Written request: Can you give all the records again without altering a single character?

Data supplied:
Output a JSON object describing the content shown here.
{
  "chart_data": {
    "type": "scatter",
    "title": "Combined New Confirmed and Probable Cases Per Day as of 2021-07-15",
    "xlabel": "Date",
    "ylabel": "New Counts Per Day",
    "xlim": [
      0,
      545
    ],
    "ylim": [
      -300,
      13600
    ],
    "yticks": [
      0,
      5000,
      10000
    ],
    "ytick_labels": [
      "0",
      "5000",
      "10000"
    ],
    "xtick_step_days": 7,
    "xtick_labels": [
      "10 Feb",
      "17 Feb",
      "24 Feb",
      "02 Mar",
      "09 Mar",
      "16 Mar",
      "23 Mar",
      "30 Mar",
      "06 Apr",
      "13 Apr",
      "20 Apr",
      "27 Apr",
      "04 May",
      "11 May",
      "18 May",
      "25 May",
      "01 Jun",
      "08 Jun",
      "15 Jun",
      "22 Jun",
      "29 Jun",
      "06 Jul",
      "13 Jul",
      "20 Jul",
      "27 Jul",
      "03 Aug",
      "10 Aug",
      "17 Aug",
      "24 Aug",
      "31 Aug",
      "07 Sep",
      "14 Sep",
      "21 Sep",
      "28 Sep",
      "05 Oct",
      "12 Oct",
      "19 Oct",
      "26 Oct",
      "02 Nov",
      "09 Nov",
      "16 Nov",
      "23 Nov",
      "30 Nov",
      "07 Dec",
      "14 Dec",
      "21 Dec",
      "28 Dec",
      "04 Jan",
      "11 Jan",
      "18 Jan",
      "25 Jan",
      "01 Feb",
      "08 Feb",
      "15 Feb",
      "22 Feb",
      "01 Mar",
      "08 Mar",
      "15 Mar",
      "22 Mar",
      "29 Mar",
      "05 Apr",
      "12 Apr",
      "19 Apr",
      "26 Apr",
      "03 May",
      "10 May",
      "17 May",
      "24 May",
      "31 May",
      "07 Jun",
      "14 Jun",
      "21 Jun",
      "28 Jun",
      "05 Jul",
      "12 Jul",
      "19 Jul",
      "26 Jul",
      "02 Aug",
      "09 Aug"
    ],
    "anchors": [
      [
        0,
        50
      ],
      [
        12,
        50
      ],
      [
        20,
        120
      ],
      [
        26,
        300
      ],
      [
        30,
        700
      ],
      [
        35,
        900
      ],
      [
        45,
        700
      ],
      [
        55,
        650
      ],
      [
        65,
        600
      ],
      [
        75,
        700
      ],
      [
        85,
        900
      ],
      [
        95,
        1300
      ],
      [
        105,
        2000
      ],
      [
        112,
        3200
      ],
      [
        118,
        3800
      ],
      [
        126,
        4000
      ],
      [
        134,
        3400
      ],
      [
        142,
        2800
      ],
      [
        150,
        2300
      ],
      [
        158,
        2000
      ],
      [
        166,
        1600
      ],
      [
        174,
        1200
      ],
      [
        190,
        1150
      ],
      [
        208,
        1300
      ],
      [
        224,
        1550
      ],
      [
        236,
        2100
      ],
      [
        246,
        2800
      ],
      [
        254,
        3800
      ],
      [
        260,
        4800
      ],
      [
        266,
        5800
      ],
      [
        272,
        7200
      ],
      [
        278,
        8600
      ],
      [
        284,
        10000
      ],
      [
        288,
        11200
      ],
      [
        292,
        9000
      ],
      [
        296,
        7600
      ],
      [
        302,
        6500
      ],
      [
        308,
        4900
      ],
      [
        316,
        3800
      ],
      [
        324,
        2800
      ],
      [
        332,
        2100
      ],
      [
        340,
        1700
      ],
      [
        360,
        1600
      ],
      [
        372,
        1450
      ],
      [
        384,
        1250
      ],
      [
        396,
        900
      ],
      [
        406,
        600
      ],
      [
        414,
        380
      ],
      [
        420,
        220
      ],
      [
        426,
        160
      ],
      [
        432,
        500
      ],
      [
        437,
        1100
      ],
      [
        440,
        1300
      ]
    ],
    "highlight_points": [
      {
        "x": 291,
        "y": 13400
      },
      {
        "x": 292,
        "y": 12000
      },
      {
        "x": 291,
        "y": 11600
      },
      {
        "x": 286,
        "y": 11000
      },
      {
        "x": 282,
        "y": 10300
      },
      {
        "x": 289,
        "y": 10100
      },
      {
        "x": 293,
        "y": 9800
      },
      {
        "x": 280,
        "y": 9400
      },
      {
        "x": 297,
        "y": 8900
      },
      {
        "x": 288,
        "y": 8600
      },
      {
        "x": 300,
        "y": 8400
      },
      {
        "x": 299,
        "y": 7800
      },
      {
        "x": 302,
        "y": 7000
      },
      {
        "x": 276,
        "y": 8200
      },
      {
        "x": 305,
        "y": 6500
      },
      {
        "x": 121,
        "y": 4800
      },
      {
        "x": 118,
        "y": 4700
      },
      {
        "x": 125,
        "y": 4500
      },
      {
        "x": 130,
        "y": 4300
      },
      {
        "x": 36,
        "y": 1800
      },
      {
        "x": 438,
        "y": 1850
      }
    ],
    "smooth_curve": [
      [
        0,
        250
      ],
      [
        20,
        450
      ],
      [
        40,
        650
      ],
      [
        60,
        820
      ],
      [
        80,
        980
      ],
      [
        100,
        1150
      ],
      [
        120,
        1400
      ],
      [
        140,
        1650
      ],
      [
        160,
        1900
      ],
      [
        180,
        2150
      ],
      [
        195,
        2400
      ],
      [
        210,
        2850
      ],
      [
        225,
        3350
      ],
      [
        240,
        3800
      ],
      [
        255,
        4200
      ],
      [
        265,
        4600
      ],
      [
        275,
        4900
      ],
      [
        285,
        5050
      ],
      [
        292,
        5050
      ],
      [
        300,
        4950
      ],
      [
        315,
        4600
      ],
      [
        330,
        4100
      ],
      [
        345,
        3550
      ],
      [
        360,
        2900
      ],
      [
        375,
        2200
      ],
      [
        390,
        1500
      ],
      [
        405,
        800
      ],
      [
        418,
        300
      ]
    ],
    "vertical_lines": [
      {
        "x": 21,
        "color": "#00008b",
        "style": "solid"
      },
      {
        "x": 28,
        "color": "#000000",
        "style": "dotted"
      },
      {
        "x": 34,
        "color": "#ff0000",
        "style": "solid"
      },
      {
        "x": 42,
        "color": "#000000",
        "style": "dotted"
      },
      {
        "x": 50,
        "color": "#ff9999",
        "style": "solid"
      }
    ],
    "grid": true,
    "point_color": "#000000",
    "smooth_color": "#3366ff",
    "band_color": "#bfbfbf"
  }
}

The result:
Output a JSON object describing the content shown here.
{
  "chart_data": {
    "type": "scatter",
    "title": "Combined New Confirmed and Probable Cases Per Day as of 2021-07-15",
    "xlabel": "Date",
    "ylabel": "New Counts Per Day",
    "xlim": [
      0,
      545
    ],
    "ylim": [
      -300,
      13600
    ],
    "yticks": [
      0,
      5000,
      10000
    ],
    "ytick_labels": [
      "0",
      "5000",
      "10000"
    ],
    "xtick_step_days": 7,
    "xtick_labels": [
      "10 Feb",
      "17 Feb",
      "24 Feb",
      "02 Mar",
      "09 Mar",
      "16 Mar",
      "23 Mar",
      "30 Mar",
      "06 Apr",
      "13 Apr",
      "20 Apr",
      "27 Apr",
      "04 May",
      "11 May",
      "18 May",
      "25 May",
      "01 Jun",
      "08 Jun",
      "15 Jun",
      "22 Jun",
      "29 Jun",
      "06 Jul",
      "13 Jul",
      "20 Jul",
      "27 Jul",
      "03 Aug",
      "10 Aug",
      "17 Aug",
      "24 Aug",
      "31 Aug",
      "07 Sep",
      "14 Sep",
      "21 Sep",
      "28 Sep",
      "05 Oct",
      "12 Oct",
      "19 Oct",
      "26 Oct",
      "02 Nov",
      "09 Nov",
      "16 Nov",
      "23 Nov",
      "30 Nov",
      "07 Dec",
      "14 Dec",
      "21 Dec",
      "28 Dec",
      "04 Jan",
      "11 Jan",
      "18 Jan",
      "25 Jan",
      "01 Feb",
      "08 Feb",
      "15 Feb",
      "22 Feb",
      "01 Mar",
      "08 Mar",
      "15 Mar",
      "22 Mar",
      "29 Mar",
      "05 Apr",
      "12 Apr",
      "19 Apr",
      "26 Apr",
      "03 May",
      "10 May",
      "17 May",
      "24 May",
      "31 May",
      "07 Jun",
      "14 Jun",
      "21 Jun",
      "28 Jun",
      "05 Jul",
      "12 Jul",
      "19 Jul",
      "26 Jul",
      "02 Aug",
      "09 Aug"
    ],
    "anchors": [
      [
        0,
        50
      ],
      [
        12,
        50
      ],
      [
        20,
        120
      ],
      [
        26,
        300
      ],
      [
        30,
        700
      ],
      [
        35,
        900
      ],
      [
        45,
        700
      ],
      [
        55,
        650
      ],
      [
        65,
        600
      ],
      [
        75,
        700
      ],
      [
        85,
        900
      ],
      [
        95,
        1300
      ],
      [
        105,
        2000
      ],
      [
        112,
        3200
      ],
      [
        118,
        3800
      ],
      [
        126,
        4000
      ],
      [
        134,
        3400
      ],
      [
        142,
        2800
      ],
      [
        150,
        2300
      ],
      [
        158,
        2000
      ],
      [
        166,
        1600
      ],
      [
        174,
        1200
      ],
      [
        190,
        1150
      ],
      [
        208,
        1300
      ],
      [
        224,
        1550
      ],
      [
        236,
        2100
      ],
      [
        246,
        2800
      ],
      [
        254,
        3800
      ],
      [
        260,
        4800
      ],
      [
        266,
        5800
      ],
      [
        272,
        7200
      ],
      [
        278,
        8600
      ],
      [
        284,
        10000
      ],
      [
        288,
        11200
      ],
      [
        292,
        9000
      ],
      [
        296,
        7600
      ],
      [
        302,
        6500
      ],
      [
        308,
        4900
      ],
      [
        316,
        3800
      ],
      [
        324,
        2800
      ],
      [
        332,
        2100
      ],
      [
        340,
        1700
      ],
      [
        360,
        1600
      ],
      [
        372,
        1450
      ],
      [
        384,
        1250
      ],
      [
        396,
        900
      ],
      [
        406,
        600
      ],
      [
        414,
        380
      ],
      [
        420,
        220
      ],
      [
        426,
        160
      ],
      [
        432,
        500
      ],
      [
        437,
        1100
      ],
      [
        440,
        1300
      ]
    ],
    "highlight_points": [
      {
        "x": 291,
        "y": 13400
      },
      {
        "x": 292,
        "y": 12000
      },
      {
        "x": 291,
        "y": 11600
      },
      {
        "x": 286,
        "y": 11000
      },
      {
        "x": 282,
        "y": 10300
      },
      {
        "x": 289,
        "y": 10100
      },
      {
        "x": 293,
        "y": 9800
      },
      {
        "x": 280,
        "y": 9400
      },
      {
        "x": 297,
        "y": 8900
      },
      {
        "x": 288,
        "y": 8600
      },
      {
        "x": 300,
        "y": 8400
      },
      {
        "x": 299,
        "y": 7800
      },
      {
        "x": 302,
        "y": 7000
      },
      {
        "x": 276,
        "y": 8200
      },
      {
        "x": 305,
        "y": 6500
      },
      {
        "x": 121,
        "y": 4800
      },
      {
        "x": 118,
        "y": 4700
      },
      {
        "x": 125,
        "y": 4500
      },
      {
        "x": 130,
        "y": 4300
      },
      {
        "x": 36,
        "y": 1800
      },
      {
        "x": 438,
        "y": 1850
      }
    ],
    "smooth_curve": [
      [
        0,
        250
      ],
      [
        20,
        450
      ],
      [
        40,
        650
      ],
      [
        60,
        820
      ],
      [
        80,
        980
      ],
      [
        100,
        1150
      ],
      [
        120,
        1400
      ],
      [
        140,
        1650
      ],
      [
        160,
        1900
      ],
      [
        180,
        2150
      ],
      [
        195,
        2400
      ],
      [
        210,
        2850
      ],
      [
        225,
        3350
      ],
      [
        240,
        3800
      ],
      [
        255,
        4200
      ],
      [
        265,
        4600
      ],
      [
        275,
        4900
      ],
      [
        285,
        5050
      ],
      [
        292,
        5050
      ],
      [
        300,
        4950
      ],
      [
        315,
        4600
      ],
      [
        330,
        4100
      ],
      [
        345,
        3550
      ],
      [
        360,
        2900
      ],
      [
        375,
        2200
      ],
      [
        390,
        1500
      ],
      [
        405,
        800
      ],
      [
        418,
        300
      ]
    ],
    "vertical_lines": [
      {
        "x": 21,
        "color": "#00008b",
        "style": "solid"
      },
      {
        "x": 28,
        "color": "#000000",
        "style": "dotted"
      },
      {
        "x": 34,
        "color": "#ff0000",
        "style": "solid"
      },
      {
        "x": 42,
        "color": "#000000",
        "style": "dotted"
      },
      {
        "x": 50,
        "color": "#ff9999",
        "style": "solid"
      }
    ],
    "grid": true,
    "point_color": "#000000",
    "smooth_color": "#3366ff",
    "band_color": "#bfbfbf"
  }
}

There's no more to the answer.